Your assignment: When you copy the entries, keep every word exactly as it stands.

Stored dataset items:
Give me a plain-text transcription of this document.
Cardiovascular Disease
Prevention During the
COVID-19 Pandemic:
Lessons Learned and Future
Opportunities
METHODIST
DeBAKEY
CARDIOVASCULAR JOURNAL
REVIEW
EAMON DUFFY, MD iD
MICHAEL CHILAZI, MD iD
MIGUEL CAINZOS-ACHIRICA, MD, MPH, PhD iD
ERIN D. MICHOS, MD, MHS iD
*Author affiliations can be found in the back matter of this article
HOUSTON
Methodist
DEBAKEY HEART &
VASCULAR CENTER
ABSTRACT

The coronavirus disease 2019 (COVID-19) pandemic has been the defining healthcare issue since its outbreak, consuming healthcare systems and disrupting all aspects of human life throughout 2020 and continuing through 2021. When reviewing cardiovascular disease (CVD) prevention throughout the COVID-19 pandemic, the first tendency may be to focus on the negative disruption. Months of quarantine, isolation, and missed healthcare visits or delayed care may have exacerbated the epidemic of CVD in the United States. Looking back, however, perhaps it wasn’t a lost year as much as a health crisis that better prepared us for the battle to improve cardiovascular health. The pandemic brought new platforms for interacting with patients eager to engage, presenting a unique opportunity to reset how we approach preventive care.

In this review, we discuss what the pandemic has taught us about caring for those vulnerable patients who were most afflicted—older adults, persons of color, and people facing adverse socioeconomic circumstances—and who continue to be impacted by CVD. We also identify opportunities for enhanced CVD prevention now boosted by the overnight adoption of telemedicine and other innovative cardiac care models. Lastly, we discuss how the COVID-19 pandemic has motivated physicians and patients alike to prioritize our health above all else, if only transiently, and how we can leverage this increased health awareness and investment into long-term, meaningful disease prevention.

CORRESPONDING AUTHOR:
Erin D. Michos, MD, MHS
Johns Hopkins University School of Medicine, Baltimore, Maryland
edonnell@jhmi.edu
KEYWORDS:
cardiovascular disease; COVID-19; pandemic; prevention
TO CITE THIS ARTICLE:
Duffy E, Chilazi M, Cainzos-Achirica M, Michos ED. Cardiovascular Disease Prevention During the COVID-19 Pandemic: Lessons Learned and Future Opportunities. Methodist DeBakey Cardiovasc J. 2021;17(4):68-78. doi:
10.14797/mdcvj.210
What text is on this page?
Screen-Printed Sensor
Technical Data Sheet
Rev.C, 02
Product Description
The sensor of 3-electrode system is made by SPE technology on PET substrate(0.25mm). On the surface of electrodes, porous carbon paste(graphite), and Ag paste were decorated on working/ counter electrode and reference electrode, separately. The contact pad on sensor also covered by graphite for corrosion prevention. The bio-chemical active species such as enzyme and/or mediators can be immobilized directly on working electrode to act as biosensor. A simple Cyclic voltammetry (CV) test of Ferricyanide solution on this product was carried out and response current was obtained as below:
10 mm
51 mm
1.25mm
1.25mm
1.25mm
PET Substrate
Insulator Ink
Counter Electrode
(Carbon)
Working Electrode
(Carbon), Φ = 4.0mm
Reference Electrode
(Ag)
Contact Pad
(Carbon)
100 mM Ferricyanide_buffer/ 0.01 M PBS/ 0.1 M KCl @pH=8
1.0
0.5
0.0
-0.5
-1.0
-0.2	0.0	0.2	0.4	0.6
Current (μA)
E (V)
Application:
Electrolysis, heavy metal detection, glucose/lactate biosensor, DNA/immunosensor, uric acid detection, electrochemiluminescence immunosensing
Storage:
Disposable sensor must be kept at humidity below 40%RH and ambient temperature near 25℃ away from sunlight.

Answer box:
Give me a plain-text transcription of this document.
Cardiovascular Disease
Prevention During the
COVID-19 Pandemic:
Lessons Learned and Future
Opportunities
METHODIST
DeBAKEY
CARDIOVASCULAR JOURNAL
REVIEW
EAMON DUFFY, MD iD
MICHAEL CHILAZI, MD iD
MIGUEL CAINZOS-ACHIRICA, MD, MPH, PhD iD
ERIN D. MICHOS, MD, MHS iD
*Author affiliations can be found in the back matter of this article
HOUSTON
Methodist
DEBAKEY HEART &
VASCULAR CENTER
ABSTRACT

The coronavirus disease 2019 (COVID-19) pandemic has been the defining healthcare issue since its outbreak, consuming healthcare systems and disrupting all aspects of human life throughout 2020 and continuing through 2021. When reviewing cardiovascular disease (CVD) prevention throughout the COVID-19 pandemic, the first tendency may be to focus on the negative disruption. Months of quarantine, isolation, and missed healthcare visits or delayed care may have exacerbated the epidemic of CVD in the United States. Looking back, however, perhaps it wasn’t a lost year as much as a health crisis that better prepared us for the battle to improve cardiovascular health. The pandemic brought new platforms for interacting with patients eager to engage, presenting a unique opportunity to reset how we approach preventive care.

In this review, we discuss what the pandemic has taught us about caring for those vulnerable patients who were most afflicted—older adults, persons of color, and people facing adverse socioeconomic circumstances—and who continue to be impacted by CVD. We also identify opportunities for enhanced CVD prevention now boosted by the overnight adoption of telemedicine and other innovative cardiac care models. Lastly, we discuss how the COVID-19 pandemic has motivated physicians and patients alike to prioritize our health above all else, if only transiently, and how we can leverage this increased health awareness and investment into long-term, meaningful disease prevention.

CORRESPONDING AUTHOR:
Erin D. Michos, MD, MHS
Johns Hopkins University School of Medicine, Baltimore, Maryland
edonnell@jhmi.edu
KEYWORDS:
cardiovascular disease; COVID-19; pandemic; prevention
TO CITE THIS ARTICLE:
Duffy E, Chilazi M, Cainzos-Achirica M, Michos ED. Cardiovascular Disease Prevention During the COVID-19 Pandemic: Lessons Learned and Future Opportunities. Methodist DeBakey Cardiovasc J. 2021;17(4):68-78. doi:
10.14797/mdcvj.210
What text is on this page?
Screen-Printed Sensor
Technical Data Sheet
Rev.C, 02
Product Description
The sensor of 3-electrode system is made by SPE technology on PET substrate(0.25mm). On the surface of electrodes, porous carbon paste(graphite), and Ag paste were decorated on working/ counter electrode and reference electrode, separately. The contact pad on sensor also covered by graphite for corrosion prevention. The bio-chemical active species such as enzyme and/or mediators can be immobilized directly on working electrode to act as biosensor. A simple Cyclic voltammetry (CV) test of Ferricyanide solution on this product was carried out and response current was obtained as below:
10 mm
51 mm
1.25mm
1.25mm
1.25mm
PET Substrate
Insulator Ink
Counter Electrode
(Carbon)
Working Electrode
(Carbon), Φ = 4.0mm
Reference Electrode
(Ag)
Contact Pad
(Carbon)
100 mM Ferricyanide_buffer/ 0.01 M PBS/ 0.1 M KCl @pH=8
1.0
0.5
0.0
-0.5
-1.0
-0.2	0.0	0.2	0.4	0.6
Current (μA)
E (V)
Application:
Electrolysis, heavy metal detection, glucose/lactate biosensor, DNA/immunosensor, uric acid detection, electrochemiluminescence immunosensing
Storage:
Disposable sensor must be kept at humidity below 40%RH and ambient temperature near 25℃ away from sunlight.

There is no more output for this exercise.